#### Short task
Reproduce all entries precisely, down to the last character.

#### Records
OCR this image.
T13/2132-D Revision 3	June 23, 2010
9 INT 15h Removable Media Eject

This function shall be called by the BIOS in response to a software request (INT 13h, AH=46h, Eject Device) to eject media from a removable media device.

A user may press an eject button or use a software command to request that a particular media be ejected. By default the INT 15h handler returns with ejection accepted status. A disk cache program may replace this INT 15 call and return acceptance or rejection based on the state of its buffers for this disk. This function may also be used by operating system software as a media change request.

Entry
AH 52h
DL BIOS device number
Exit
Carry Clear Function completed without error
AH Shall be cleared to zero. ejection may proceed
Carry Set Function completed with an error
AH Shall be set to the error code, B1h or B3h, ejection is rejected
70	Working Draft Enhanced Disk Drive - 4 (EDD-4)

#### Task answer
OCR this image.
T13/2132-D Revision 3	June 23, 2010
9 INT 15h Removable Media Eject

This function shall be called by the BIOS in response to a software request (INT 13h, AH=46h, Eject Device) to eject media from a removable media device.

A user may press an eject button or use a software command to request that a particular media be ejected. By default the INT 15h handler returns with ejection accepted status. A disk cache program may replace this INT 15 call and return acceptance or rejection based on the state of its buffers for this disk. This function may also be used by operating system software as a media change request.

Entry
AH 52h
DL BIOS device number
Exit
Carry Clear Function completed without error
AH Shall be cleared to zero. ejection may proceed
Carry Set Function completed with an error
AH Shall be set to the error code, B1h or B3h, ejection is rejected
70	Working Draft Enhanced Disk Drive - 4 (EDD-4)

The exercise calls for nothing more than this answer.